TASK DETAILS: Extract every line that contains the word "name".

•••

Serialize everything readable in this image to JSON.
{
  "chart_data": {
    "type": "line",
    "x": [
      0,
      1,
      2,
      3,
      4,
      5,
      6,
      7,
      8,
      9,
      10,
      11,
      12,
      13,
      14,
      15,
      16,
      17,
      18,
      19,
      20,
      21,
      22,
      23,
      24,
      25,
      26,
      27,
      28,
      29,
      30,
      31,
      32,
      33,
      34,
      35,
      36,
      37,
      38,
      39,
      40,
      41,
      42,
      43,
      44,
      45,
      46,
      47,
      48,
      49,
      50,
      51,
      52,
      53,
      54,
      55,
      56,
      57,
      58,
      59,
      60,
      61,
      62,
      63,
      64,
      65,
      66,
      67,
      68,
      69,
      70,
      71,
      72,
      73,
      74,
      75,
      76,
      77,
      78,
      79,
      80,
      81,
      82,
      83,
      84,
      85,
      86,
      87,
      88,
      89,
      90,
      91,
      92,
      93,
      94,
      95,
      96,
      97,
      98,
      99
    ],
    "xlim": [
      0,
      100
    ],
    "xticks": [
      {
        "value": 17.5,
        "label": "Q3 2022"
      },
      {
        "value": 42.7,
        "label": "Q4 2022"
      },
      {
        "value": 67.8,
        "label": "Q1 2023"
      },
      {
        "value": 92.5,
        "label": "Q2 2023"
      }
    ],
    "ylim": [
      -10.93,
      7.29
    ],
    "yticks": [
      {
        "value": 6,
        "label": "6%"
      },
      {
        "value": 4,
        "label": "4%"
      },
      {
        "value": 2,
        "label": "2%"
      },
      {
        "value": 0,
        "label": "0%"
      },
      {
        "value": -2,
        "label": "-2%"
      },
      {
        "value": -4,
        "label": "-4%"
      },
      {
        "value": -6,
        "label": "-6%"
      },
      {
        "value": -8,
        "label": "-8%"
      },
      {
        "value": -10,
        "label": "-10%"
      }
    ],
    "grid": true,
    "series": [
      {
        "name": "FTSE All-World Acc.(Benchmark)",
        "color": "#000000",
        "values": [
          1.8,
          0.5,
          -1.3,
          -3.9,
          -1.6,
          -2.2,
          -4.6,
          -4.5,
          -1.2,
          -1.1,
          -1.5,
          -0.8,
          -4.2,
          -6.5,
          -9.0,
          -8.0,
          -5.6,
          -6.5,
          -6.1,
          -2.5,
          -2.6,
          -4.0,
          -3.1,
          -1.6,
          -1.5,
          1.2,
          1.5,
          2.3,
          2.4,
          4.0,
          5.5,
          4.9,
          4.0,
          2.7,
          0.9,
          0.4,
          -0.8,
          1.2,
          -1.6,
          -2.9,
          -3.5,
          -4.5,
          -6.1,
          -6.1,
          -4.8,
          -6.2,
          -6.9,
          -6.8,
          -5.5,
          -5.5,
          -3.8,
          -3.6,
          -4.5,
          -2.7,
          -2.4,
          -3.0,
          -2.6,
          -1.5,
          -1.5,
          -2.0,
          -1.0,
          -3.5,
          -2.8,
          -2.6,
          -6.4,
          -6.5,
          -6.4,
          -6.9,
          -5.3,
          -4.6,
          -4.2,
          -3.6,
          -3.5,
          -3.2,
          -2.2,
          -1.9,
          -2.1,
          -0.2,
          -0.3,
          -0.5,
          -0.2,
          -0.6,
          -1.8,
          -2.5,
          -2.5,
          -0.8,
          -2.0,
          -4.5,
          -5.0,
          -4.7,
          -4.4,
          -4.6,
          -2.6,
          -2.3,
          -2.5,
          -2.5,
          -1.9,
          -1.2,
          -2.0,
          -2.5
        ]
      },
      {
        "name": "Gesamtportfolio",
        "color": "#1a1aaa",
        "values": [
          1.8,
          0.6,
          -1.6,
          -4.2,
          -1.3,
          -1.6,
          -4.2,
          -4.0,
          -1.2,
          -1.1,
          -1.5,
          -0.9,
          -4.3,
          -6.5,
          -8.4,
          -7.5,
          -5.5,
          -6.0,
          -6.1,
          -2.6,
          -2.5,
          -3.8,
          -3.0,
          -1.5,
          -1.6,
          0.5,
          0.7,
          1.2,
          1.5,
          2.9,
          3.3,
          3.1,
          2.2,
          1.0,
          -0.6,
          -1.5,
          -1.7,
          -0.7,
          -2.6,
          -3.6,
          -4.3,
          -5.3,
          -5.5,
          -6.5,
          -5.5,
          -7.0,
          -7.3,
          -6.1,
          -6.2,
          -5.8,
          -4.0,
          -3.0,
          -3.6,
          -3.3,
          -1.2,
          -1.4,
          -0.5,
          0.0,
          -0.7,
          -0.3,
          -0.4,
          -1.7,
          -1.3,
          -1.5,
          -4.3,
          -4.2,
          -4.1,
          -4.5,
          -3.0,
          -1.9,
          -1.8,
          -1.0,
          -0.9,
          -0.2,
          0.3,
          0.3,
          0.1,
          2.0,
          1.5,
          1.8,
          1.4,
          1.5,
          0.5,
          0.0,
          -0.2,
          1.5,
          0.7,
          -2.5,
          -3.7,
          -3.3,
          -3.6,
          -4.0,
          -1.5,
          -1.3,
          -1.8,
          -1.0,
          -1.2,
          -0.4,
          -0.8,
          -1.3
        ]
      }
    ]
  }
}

•••

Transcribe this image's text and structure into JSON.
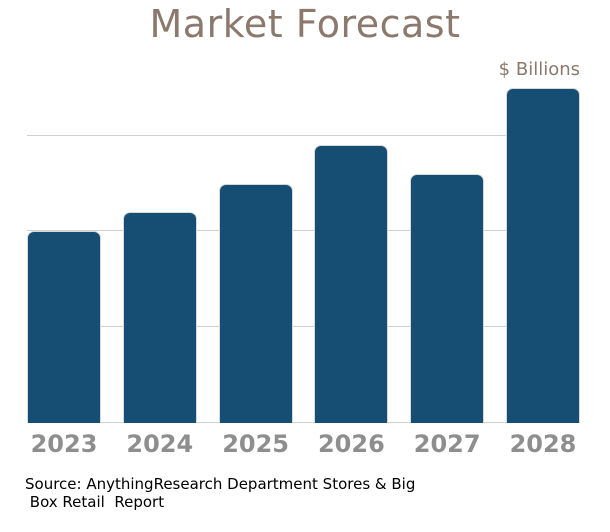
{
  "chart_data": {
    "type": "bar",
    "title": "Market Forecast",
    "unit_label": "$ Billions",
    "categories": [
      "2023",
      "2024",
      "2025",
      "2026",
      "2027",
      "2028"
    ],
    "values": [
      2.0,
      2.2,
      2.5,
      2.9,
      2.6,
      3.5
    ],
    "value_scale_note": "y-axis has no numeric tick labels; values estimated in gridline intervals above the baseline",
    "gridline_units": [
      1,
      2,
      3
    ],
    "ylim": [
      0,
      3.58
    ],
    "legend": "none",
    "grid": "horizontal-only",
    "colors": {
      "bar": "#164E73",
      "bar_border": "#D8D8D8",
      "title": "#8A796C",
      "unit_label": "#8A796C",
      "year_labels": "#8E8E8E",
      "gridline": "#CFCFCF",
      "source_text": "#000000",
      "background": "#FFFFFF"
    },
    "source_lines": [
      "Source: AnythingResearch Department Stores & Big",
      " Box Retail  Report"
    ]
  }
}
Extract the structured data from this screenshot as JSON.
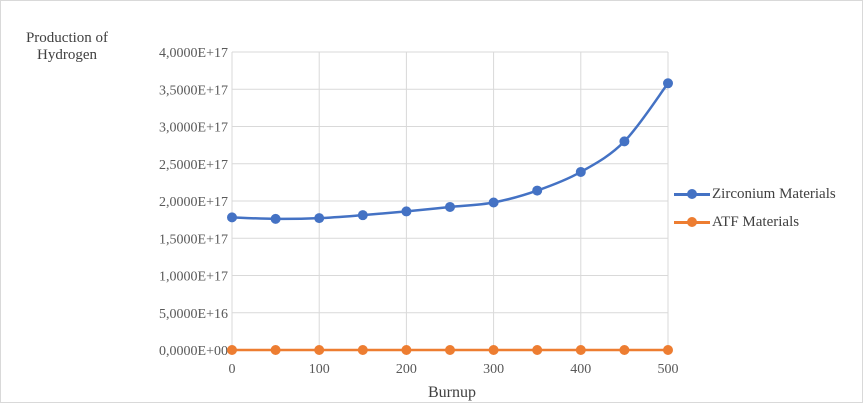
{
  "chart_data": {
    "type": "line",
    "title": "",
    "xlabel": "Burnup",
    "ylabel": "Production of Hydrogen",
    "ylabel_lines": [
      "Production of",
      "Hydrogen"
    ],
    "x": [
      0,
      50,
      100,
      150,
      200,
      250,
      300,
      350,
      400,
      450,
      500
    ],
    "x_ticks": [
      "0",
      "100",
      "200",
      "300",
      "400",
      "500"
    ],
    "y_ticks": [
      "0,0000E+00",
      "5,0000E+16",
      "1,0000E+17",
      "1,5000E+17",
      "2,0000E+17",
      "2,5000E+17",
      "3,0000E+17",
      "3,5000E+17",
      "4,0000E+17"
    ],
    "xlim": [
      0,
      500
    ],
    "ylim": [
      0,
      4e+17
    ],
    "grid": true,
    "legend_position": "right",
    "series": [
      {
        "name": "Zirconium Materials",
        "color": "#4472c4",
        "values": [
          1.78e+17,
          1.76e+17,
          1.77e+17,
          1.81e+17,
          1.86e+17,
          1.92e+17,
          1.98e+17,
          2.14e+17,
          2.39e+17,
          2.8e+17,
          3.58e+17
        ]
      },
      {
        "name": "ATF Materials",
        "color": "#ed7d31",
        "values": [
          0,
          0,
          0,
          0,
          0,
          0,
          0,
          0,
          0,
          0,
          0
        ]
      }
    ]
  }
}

•••

REPLY:
        "name": "FTSE All-World Acc.(Benchmark)",
        "name": "Gesamtportfolio",
        "name": "Zirconium Materials",
        "name": "ATF Materials",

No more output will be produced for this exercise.